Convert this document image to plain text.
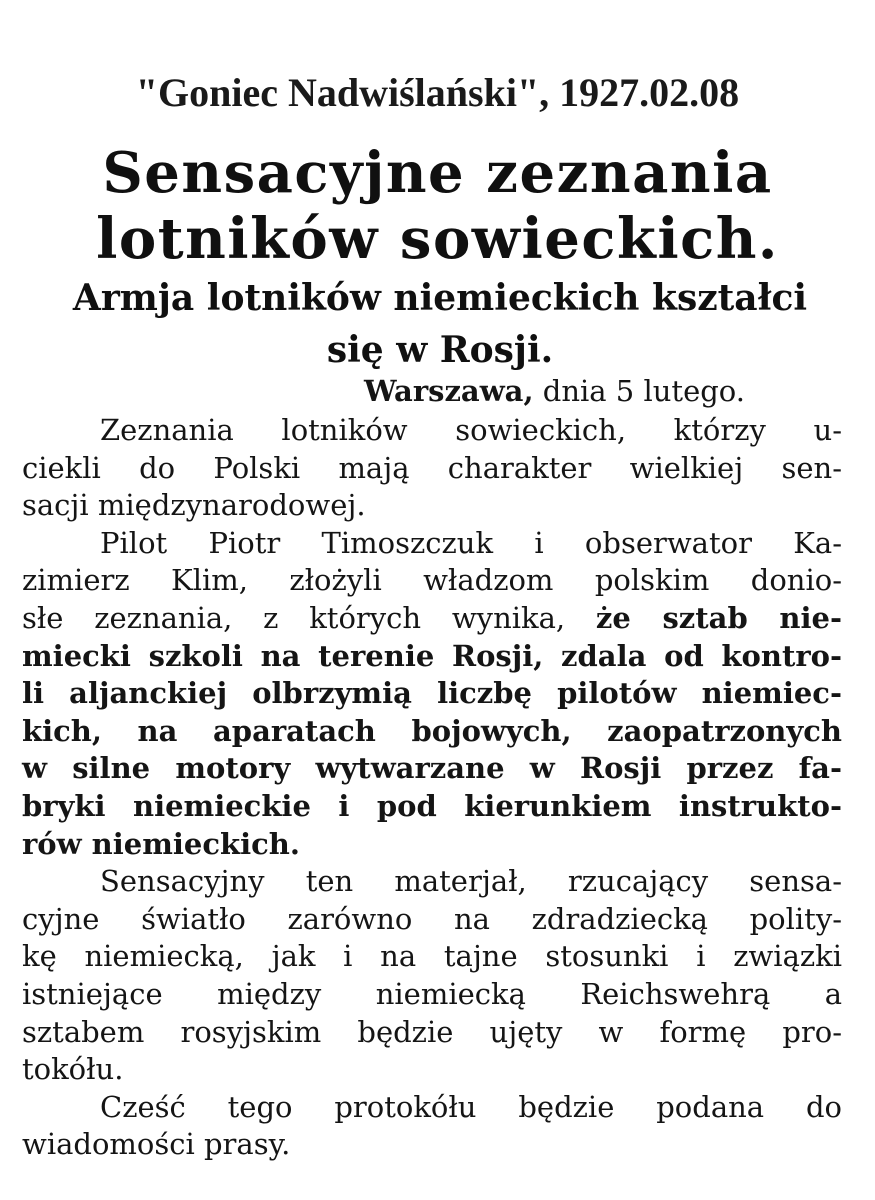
"Goniec Nadwiślański", 1927.02.08
Sensacyjne zeznania
lotników sowieckich.
Armja lotników niemieckich kształci
się w Rosji.
Warszawa, dnia 5 lutego.
Zeznania lotników sowieckich, którzy u-
ciekli do Polski mają charakter wielkiej sen-
sacji międzynarodowej.
Pilot Piotr Timoszczuk i obserwator Ka-
zimierz Klim, złożyli władzom polskim donio-
słe zeznania, z których wynika, że sztab nie-
miecki szkoli na terenie Rosji, zdala od kontro-
li aljanckiej olbrzymią liczbę pilotów niemiec-
kich, na aparatach bojowych, zaopatrzonych
w silne motory wytwarzane w Rosji przez fa-
bryki niemieckie i pod kierunkiem instrukto-
rów niemieckich.
Sensacyjny ten materjał, rzucający sensa-
cyjne światło zarówno na zdradziecką polity-
kę niemiecką, jak i na tajne stosunki i związki
istniejące między niemiecką Reichswehrą a
sztabem rosyjskim będzie ujęty w formę pro-
tokółu.
Cześć tego protokółu będzie podana do
wiadomości prasy.
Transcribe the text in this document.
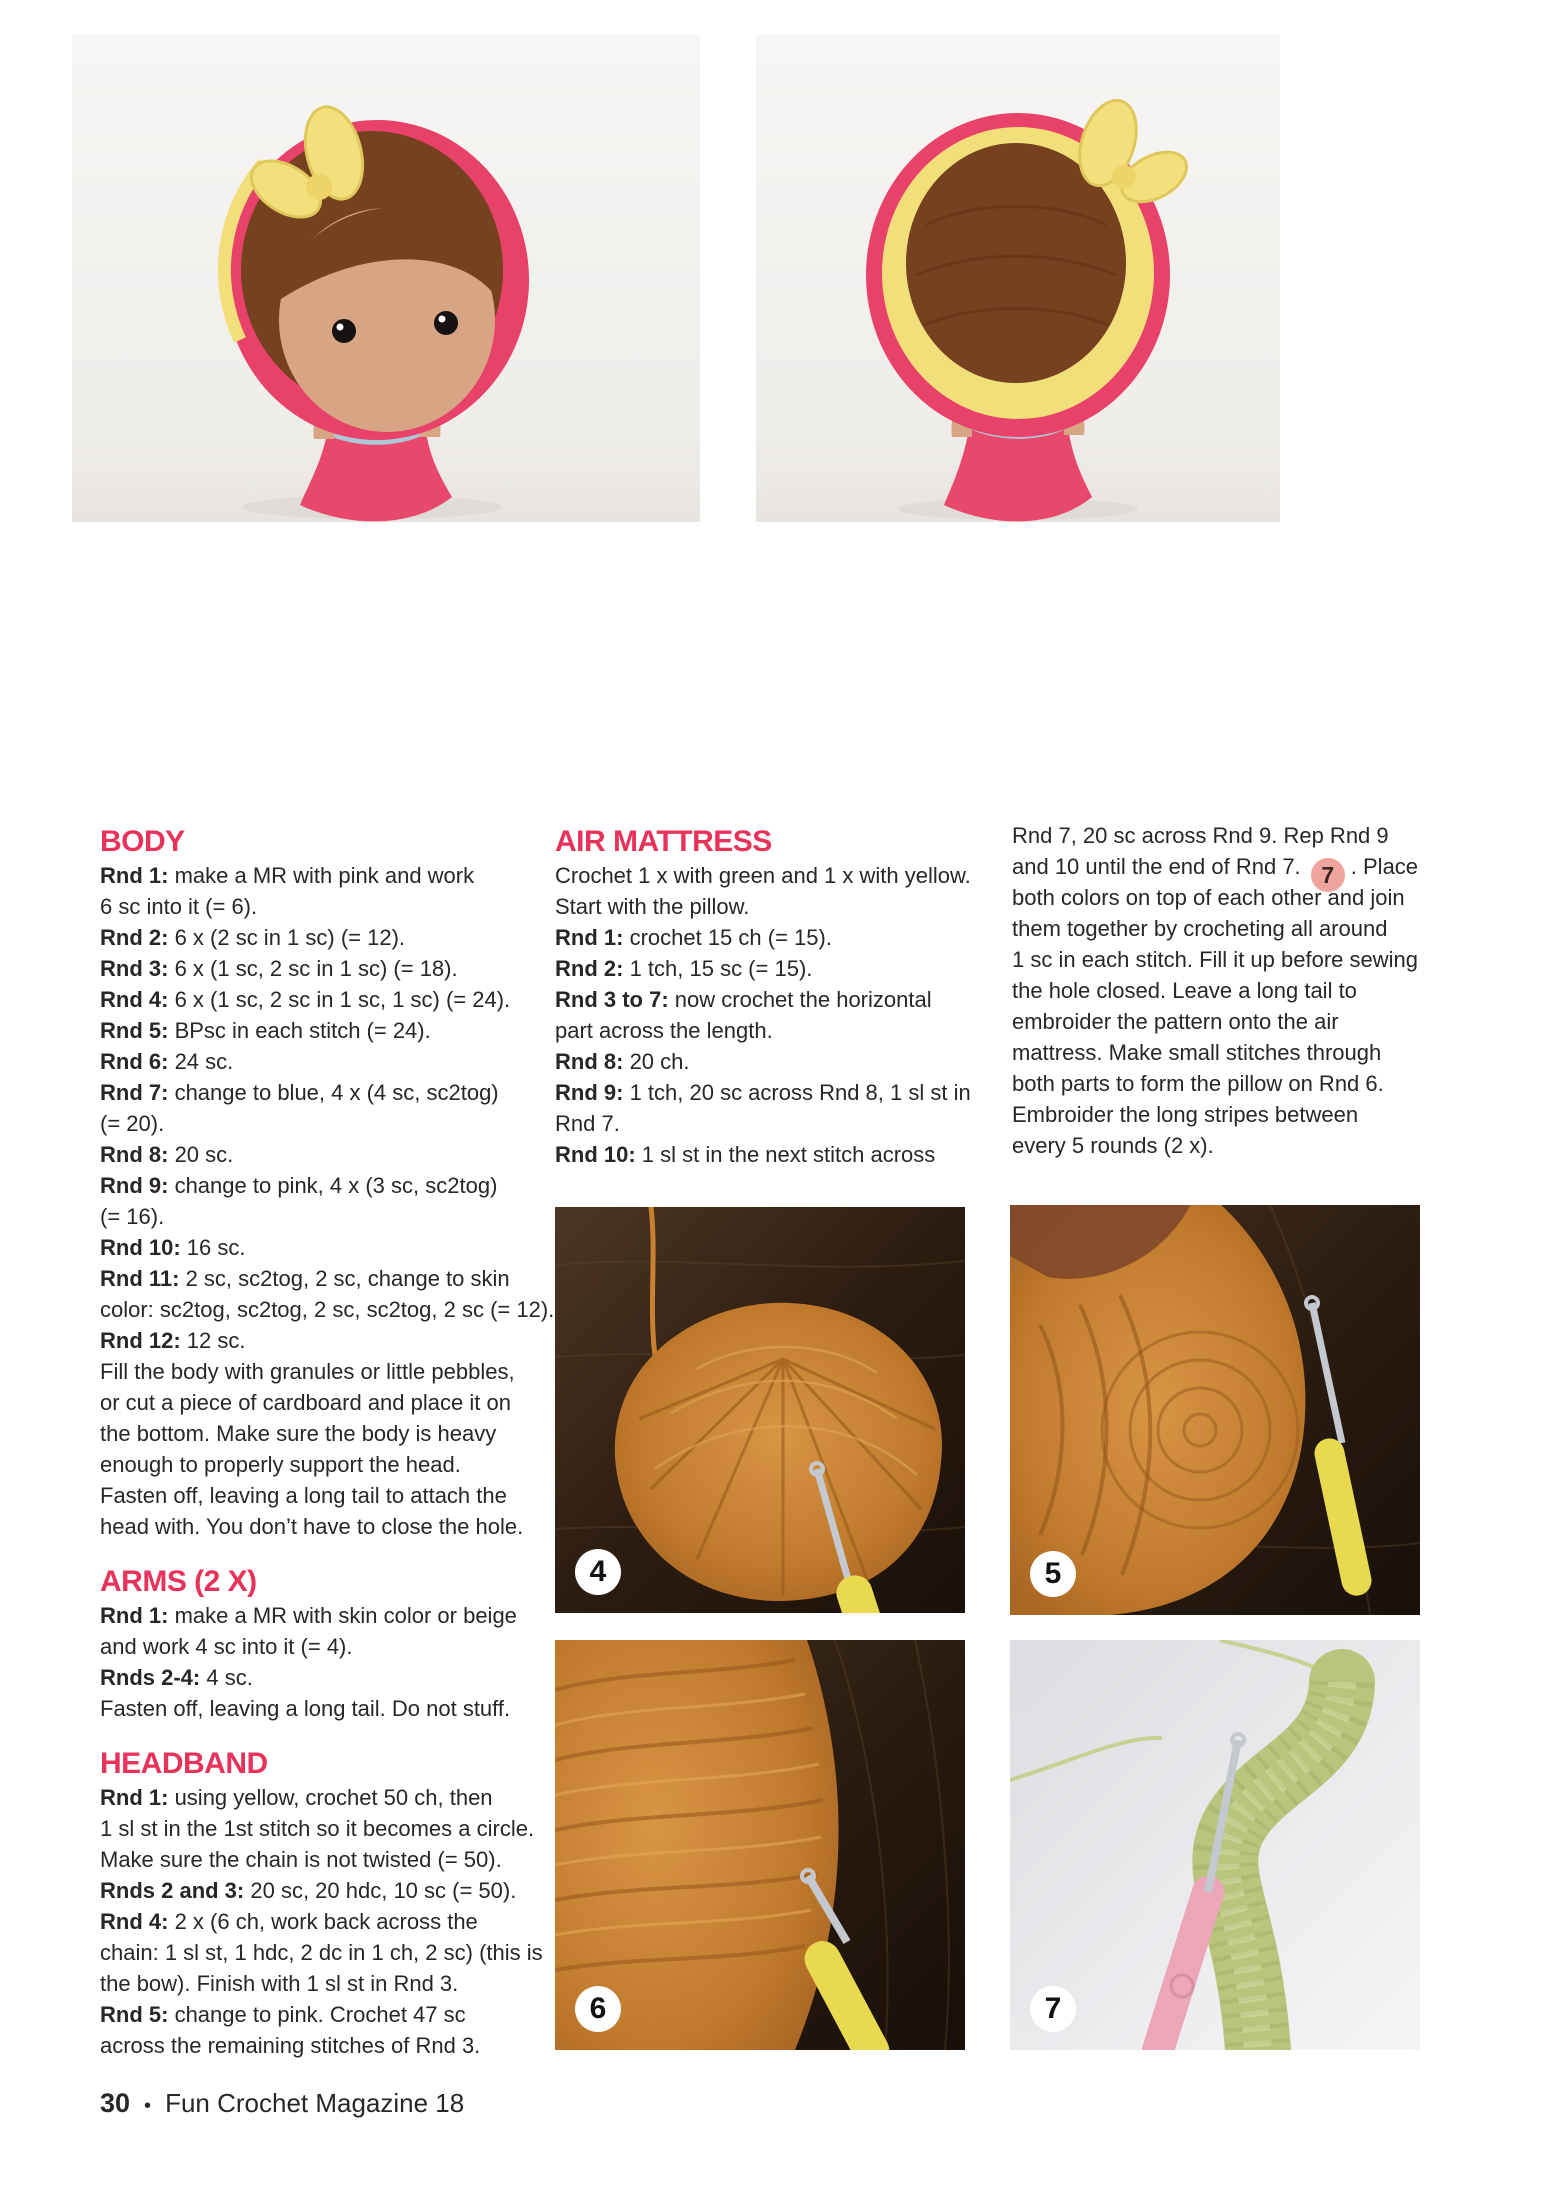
BODY
Rnd 1: make a MR with pink and work
6 sc into it (= 6).
Rnd 2: 6 x (2 sc in 1 sc) (= 12).
Rnd 3: 6 x (1 sc, 2 sc in 1 sc) (= 18).
Rnd 4: 6 x (1 sc, 2 sc in 1 sc, 1 sc) (= 24).
Rnd 5: BPsc in each stitch (= 24).
Rnd 6: 24 sc.
Rnd 7: change to blue, 4 x (4 sc, sc2tog)
(= 20).
Rnd 8: 20 sc.
Rnd 9: change to pink, 4 x (3 sc, sc2tog)
(= 16).
Rnd 10: 16 sc.
Rnd 11: 2 sc, sc2tog, 2 sc, change to skin
color: sc2tog, sc2tog, 2 sc, sc2tog, 2 sc (= 12).
Rnd 12: 12 sc.
Fill the body with granules or little pebbles,
or cut a piece of cardboard and place it on
the bottom. Make sure the body is heavy
enough to properly support the head.
Fasten off, leaving a long tail to attach the
head with. You don’t have to close the hole.
ARMS (2 X)
Rnd 1: make a MR with skin color or beige
and work 4 sc into it (= 4).
Rnds 2-4: 4 sc.
Fasten off, leaving a long tail. Do not stuff.
HEADBAND
Rnd 1: using yellow, crochet 50 ch, then
1 sl st in the 1st stitch so it becomes a circle.
Make sure the chain is not twisted (= 50).
Rnds 2 and 3: 20 sc, 20 hdc, 10 sc (= 50).
Rnd 4: 2 x (6 ch, work back across the
chain: 1 sl st, 1 hdc, 2 dc in 1 ch, 2 sc) (this is
the bow). Finish with 1 sl st in Rnd 3.
Rnd 5: change to pink. Crochet 47 sc
across the remaining stitches of Rnd 3.
AIR MATTRESS
Crochet 1 x with green and 1 x with yellow.
Start with the pillow.
Rnd 1: crochet 15 ch (= 15).
Rnd 2: 1 tch, 15 sc (= 15).
Rnd 3 to 7: now crochet the horizontal
part across the length.
Rnd 8: 20 ch.
Rnd 9: 1 tch, 20 sc across Rnd 8, 1 sl st in
Rnd 7.
Rnd 10: 1 sl st in the next stitch across
Rnd 7, 20 sc across Rnd 9. Rep Rnd 9
and 10 until the end of Rnd 7. 7 . Place
both colors on top of each other and join
them together by crocheting all around
1 sc in each stitch. Fill it up before sewing
the hole closed. Leave a long tail to
embroider the pattern onto the air
mattress. Make small stitches through
both parts to form the pillow on Rnd 6.
Embroider the long stripes between
every 5 rounds (2 x).
4	5
6	7
30 • Fun Crochet Magazine 18
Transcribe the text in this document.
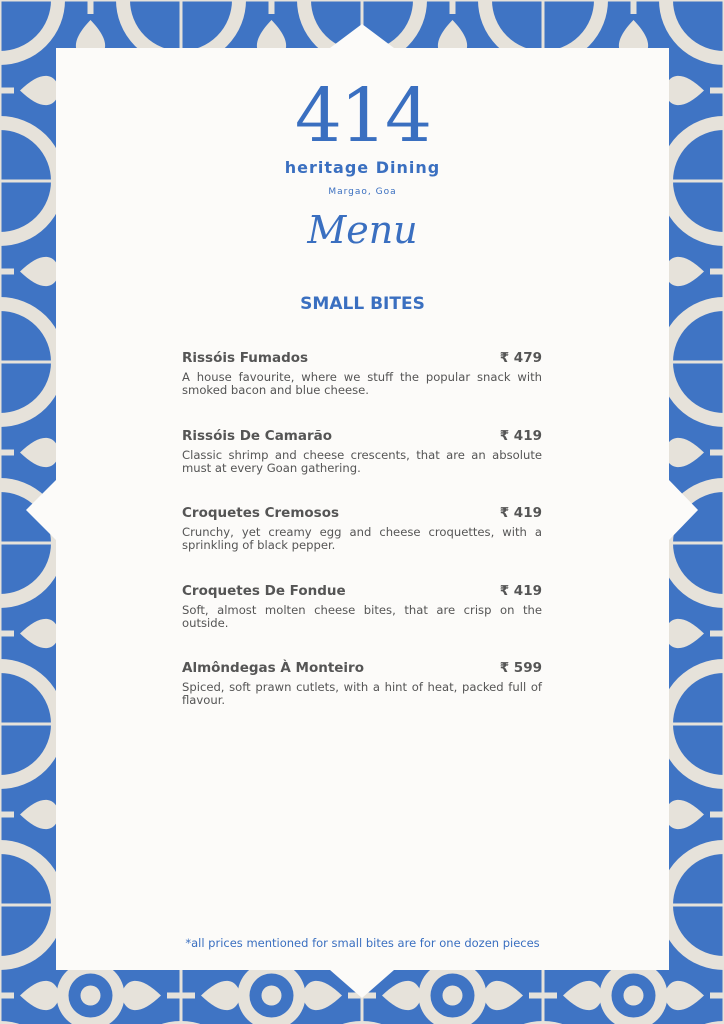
414
heritage Dining
Margao, Goa
Menu
SMALL BITES
Rissóis Fumados	₹ 479
A house favourite, where we stuff the popular snack with smoked bacon and blue cheese.
Rissóis De Camarão	₹ 419
Classic shrimp and cheese crescents, that are an absolute must at every Goan gathering.
Croquetes Cremosos	₹ 419
Crunchy, yet creamy egg and cheese croquettes, with a sprinkling of black pepper.
Croquetes De Fondue	₹ 419
Soft, almost molten cheese bites, that are crisp on the outside.
Almôndegas À Monteiro	₹ 599
Spiced, soft prawn cutlets, with a hint of heat, packed full of flavour.
*all prices mentioned for small bites are for one dozen pieces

> _PROBLEM TO SOLVE_
Repeat the data exactly in full, omitting its pictures.

> _RIGHT ANSWER_
Convert this document image to plain text.
"Goniec Nadwiślański", 1927.02.08
Sensacyjne zeznania
lotników sowieckich.
Armja lotników niemieckich kształci
się w Rosji.
Warszawa, dnia 5 lutego.
Zeznania lotników sowieckich, którzy u-
ciekli do Polski mają charakter wielkiej sen-
sacji międzynarodowej.
Pilot Piotr Timoszczuk i obserwator Ka-
zimierz Klim, złożyli władzom polskim donio-
słe zeznania, z których wynika, że sztab nie-
miecki szkoli na terenie Rosji, zdala od kontro-
li aljanckiej olbrzymią liczbę pilotów niemiec-
kich, na aparatach bojowych, zaopatrzonych
w silne motory wytwarzane w Rosji przez fa-
bryki niemieckie i pod kierunkiem instrukto-
rów niemieckich.
Sensacyjny ten materjał, rzucający sensa-
cyjne światło zarówno na zdradziecką polity-
kę niemiecką, jak i na tajne stosunki i związki
istniejące między niemiecką Reichswehrą a
sztabem rosyjskim będzie ujęty w formę pro-
tokółu.
Cześć tego protokółu będzie podana do
wiadomości prasy.
Transcribe the text in this document.
BODY
Rnd 1: make a MR with pink and work
6 sc into it (= 6).
Rnd 2: 6 x (2 sc in 1 sc) (= 12).
Rnd 3: 6 x (1 sc, 2 sc in 1 sc) (= 18).
Rnd 4: 6 x (1 sc, 2 sc in 1 sc, 1 sc) (= 24).
Rnd 5: BPsc in each stitch (= 24).
Rnd 6: 24 sc.
Rnd 7: change to blue, 4 x (4 sc, sc2tog)
(= 20).
Rnd 8: 20 sc.
Rnd 9: change to pink, 4 x (3 sc, sc2tog)
(= 16).
Rnd 10: 16 sc.
Rnd 11: 2 sc, sc2tog, 2 sc, change to skin
color: sc2tog, sc2tog, 2 sc, sc2tog, 2 sc (= 12).
Rnd 12: 12 sc.
Fill the body with granules or little pebbles,
or cut a piece of cardboard and place it on
the bottom. Make sure the body is heavy
enough to properly support the head.
Fasten off, leaving a long tail to attach the
head with. You don’t have to close the hole.
ARMS (2 X)
Rnd 1: make a MR with skin color or beige
and work 4 sc into it (= 4).
Rnds 2-4: 4 sc.
Fasten off, leaving a long tail. Do not stuff.
HEADBAND
Rnd 1: using yellow, crochet 50 ch, then
1 sl st in the 1st stitch so it becomes a circle.
Make sure the chain is not twisted (= 50).
Rnds 2 and 3: 20 sc, 20 hdc, 10 sc (= 50).
Rnd 4: 2 x (6 ch, work back across the
chain: 1 sl st, 1 hdc, 2 dc in 1 ch, 2 sc) (this is
the bow). Finish with 1 sl st in Rnd 3.
Rnd 5: change to pink. Crochet 47 sc
across the remaining stitches of Rnd 3.
AIR MATTRESS
Crochet 1 x with green and 1 x with yellow.
Start with the pillow.
Rnd 1: crochet 15 ch (= 15).
Rnd 2: 1 tch, 15 sc (= 15).
Rnd 3 to 7: now crochet the horizontal
part across the length.
Rnd 8: 20 ch.
Rnd 9: 1 tch, 20 sc across Rnd 8, 1 sl st in
Rnd 7.
Rnd 10: 1 sl st in the next stitch across
Rnd 7, 20 sc across Rnd 9. Rep Rnd 9
and 10 until the end of Rnd 7. 7 . Place
both colors on top of each other and join
them together by crocheting all around
1 sc in each stitch. Fill it up before sewing
the hole closed. Leave a long tail to
embroider the pattern onto the air
mattress. Make small stitches through
both parts to form the pillow on Rnd 6.
Embroider the long stripes between
every 5 rounds (2 x).
4	5
6	7
30 • Fun Crochet Magazine 18
Transcribe the text in this document.
414
heritage Dining
Margao, Goa
Menu
SMALL BITES
Rissóis Fumados	₹ 479
A house favourite, where we stuff the popular snack with smoked bacon and blue cheese.
Rissóis De Camarão	₹ 419
Classic shrimp and cheese crescents, that are an absolute must at every Goan gathering.
Croquetes Cremosos	₹ 419
Crunchy, yet creamy egg and cheese croquettes, with a sprinkling of black pepper.
Croquetes De Fondue	₹ 419
Soft, almost molten cheese bites, that are crisp on the outside.
Almôndegas À Monteiro	₹ 599
Spiced, soft prawn cutlets, with a hint of heat, packed full of flavour.
*all prices mentioned for small bites are for one dozen pieces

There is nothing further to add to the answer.